SHORT EXERCISE ->
Take the lines from the one containing "Output a JSON" through the final line below and restate them exactly. Omit the pictures.

Data entries
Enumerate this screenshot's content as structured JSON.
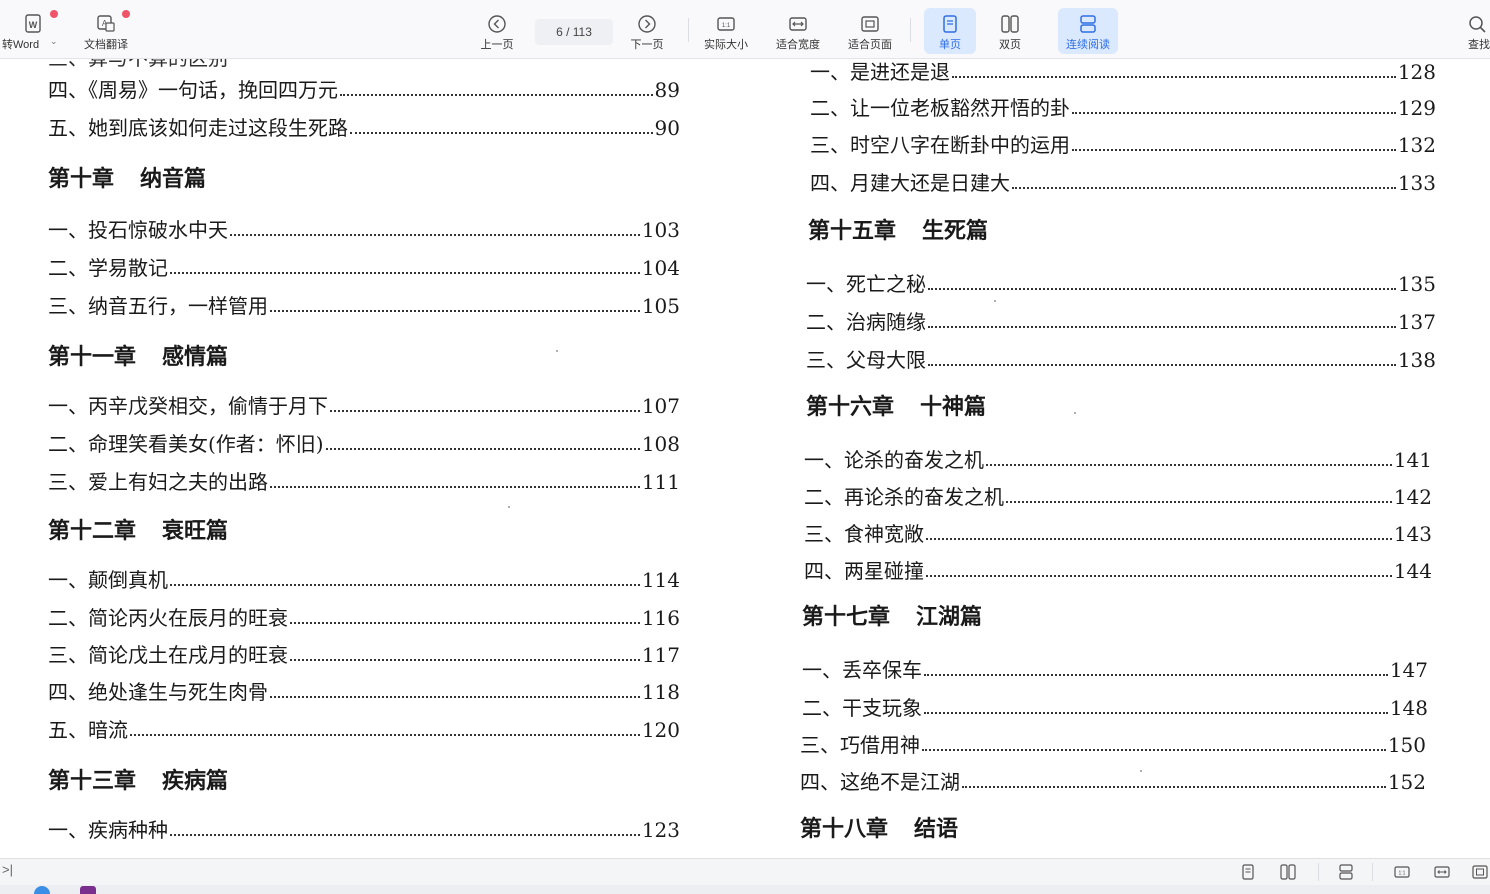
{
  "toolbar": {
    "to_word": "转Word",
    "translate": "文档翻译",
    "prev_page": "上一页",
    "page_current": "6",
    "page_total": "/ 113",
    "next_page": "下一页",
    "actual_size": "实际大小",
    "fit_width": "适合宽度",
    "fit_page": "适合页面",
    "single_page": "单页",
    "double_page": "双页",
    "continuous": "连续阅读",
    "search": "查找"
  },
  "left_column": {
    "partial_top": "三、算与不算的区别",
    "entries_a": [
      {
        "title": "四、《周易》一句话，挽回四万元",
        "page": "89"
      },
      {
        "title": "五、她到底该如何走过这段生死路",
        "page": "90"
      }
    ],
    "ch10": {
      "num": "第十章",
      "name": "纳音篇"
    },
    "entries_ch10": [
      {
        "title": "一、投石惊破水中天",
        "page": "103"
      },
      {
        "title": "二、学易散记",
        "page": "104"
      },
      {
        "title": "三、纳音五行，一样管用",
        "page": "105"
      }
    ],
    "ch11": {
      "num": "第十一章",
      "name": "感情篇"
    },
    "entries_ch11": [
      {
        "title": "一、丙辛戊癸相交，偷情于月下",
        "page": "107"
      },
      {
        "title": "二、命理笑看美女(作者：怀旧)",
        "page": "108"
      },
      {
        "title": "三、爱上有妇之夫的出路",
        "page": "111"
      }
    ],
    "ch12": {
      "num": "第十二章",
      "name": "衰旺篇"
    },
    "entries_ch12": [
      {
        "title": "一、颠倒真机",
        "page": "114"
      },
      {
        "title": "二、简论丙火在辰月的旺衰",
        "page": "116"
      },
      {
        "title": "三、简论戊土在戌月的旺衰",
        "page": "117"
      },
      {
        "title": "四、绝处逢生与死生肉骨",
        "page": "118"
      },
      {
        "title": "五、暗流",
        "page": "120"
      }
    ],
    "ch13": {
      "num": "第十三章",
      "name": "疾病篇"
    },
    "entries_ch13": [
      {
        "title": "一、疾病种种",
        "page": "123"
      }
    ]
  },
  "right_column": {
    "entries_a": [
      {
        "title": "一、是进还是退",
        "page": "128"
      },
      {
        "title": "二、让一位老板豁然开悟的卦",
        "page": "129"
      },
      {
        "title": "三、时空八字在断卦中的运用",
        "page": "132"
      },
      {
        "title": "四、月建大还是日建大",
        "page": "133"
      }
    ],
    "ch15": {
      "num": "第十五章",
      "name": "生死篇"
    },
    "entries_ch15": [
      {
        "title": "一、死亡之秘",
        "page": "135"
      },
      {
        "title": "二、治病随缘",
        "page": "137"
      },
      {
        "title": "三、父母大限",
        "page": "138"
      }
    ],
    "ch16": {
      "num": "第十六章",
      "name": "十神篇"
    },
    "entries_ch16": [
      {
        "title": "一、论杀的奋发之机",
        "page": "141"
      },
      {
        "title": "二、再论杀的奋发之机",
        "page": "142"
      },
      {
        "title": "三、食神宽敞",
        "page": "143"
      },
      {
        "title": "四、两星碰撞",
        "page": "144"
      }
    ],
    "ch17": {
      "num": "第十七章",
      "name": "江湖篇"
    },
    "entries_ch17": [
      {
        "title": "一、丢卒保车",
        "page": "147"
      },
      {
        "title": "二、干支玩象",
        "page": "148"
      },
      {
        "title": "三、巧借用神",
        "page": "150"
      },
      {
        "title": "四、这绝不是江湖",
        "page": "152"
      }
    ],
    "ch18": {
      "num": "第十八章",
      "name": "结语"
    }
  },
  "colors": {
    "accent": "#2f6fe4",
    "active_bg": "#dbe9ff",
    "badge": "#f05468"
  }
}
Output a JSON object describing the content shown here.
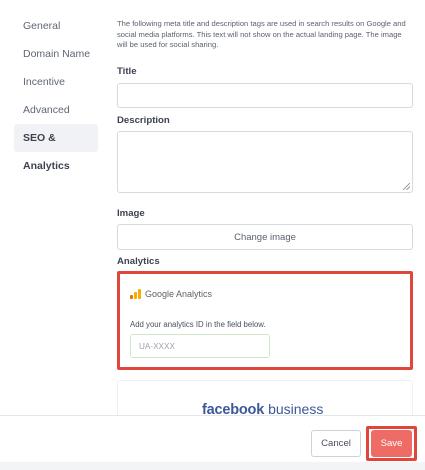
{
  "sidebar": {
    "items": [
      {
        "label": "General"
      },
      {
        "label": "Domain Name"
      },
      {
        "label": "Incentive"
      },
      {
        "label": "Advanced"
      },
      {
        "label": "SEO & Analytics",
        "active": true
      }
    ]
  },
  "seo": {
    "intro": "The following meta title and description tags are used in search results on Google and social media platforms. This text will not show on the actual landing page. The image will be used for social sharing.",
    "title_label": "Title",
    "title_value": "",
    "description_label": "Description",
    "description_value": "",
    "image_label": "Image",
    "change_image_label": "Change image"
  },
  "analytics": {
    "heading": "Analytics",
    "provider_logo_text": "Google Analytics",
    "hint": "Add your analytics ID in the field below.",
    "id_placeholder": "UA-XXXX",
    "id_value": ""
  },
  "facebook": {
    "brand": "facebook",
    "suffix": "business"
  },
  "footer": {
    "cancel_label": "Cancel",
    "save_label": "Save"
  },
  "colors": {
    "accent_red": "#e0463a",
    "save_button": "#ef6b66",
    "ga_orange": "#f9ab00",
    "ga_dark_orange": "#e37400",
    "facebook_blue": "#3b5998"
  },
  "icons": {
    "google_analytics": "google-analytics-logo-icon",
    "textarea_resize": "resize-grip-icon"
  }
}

WRITTEN REPLY ->
Output a JSON object describing the content shown here.
{
  "sidebar": {
    "items": [
      {
        "label": "General"
      },
      {
        "label": "Domain Name"
      },
      {
        "label": "Incentive"
      },
      {
        "label": "Advanced"
      },
      {
        "label": "SEO & Analytics",
        "active": true
      }
    ]
  },
  "seo": {
    "intro": "The following meta title and description tags are used in search results on Google and social media platforms. This text will not show on the actual landing page. The image will be used for social sharing.",
    "title_label": "Title",
    "title_value": "",
    "description_label": "Description",
    "description_value": "",
    "image_label": "Image",
    "change_image_label": "Change image"
  },
  "analytics": {
    "heading": "Analytics",
    "provider_logo_text": "Google Analytics",
    "hint": "Add your analytics ID in the field below.",
    "id_placeholder": "UA-XXXX",
    "id_value": ""
  },
  "facebook": {
    "brand": "facebook",
    "suffix": "business"
  },
  "footer": {
    "cancel_label": "Cancel",
    "save_label": "Save"
  },
  "colors": {
    "accent_red": "#e0463a",
    "save_button": "#ef6b66",
    "ga_orange": "#f9ab00",
    "ga_dark_orange": "#e37400",
    "facebook_blue": "#3b5998"
  },
  "icons": {
    "google_analytics": "google-analytics-logo-icon",
    "textarea_resize": "resize-grip-icon"
  }
}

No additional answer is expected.